Set exercise:
Pick out each of the lines below that contains the word "watch", and copy those lines.

Exercise data:
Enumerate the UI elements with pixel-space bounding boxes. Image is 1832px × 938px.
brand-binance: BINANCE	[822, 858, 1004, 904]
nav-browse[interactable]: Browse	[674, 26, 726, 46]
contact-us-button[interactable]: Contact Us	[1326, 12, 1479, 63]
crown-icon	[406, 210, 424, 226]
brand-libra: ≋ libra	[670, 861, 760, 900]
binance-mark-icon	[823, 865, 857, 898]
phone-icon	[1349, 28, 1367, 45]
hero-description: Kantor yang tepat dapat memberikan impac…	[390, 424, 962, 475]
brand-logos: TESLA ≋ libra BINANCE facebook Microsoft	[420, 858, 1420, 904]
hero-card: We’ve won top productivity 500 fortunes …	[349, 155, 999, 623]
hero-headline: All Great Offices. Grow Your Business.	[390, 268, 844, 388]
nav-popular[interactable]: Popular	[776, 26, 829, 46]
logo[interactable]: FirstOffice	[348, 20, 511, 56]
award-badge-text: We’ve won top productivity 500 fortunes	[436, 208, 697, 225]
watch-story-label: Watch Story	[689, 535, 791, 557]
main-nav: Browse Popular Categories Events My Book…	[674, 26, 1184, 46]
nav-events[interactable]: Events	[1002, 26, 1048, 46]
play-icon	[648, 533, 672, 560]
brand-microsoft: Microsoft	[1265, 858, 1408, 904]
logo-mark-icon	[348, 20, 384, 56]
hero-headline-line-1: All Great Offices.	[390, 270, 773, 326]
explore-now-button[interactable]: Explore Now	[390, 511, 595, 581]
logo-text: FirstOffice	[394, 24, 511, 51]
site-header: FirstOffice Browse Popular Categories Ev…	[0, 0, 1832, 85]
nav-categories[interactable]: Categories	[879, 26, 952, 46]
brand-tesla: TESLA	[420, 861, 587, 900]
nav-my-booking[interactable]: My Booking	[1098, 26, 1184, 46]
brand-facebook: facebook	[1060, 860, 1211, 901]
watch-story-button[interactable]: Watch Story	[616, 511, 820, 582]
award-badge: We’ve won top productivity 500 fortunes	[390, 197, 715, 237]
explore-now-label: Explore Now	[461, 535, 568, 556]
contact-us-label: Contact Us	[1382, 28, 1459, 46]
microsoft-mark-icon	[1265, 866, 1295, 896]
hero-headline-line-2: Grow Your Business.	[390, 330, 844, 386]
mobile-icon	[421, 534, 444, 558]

Task output:
watch-story-label: Watch Story	[689, 535, 791, 557]
watch-story-button[interactable]: Watch Story	[616, 511, 820, 582]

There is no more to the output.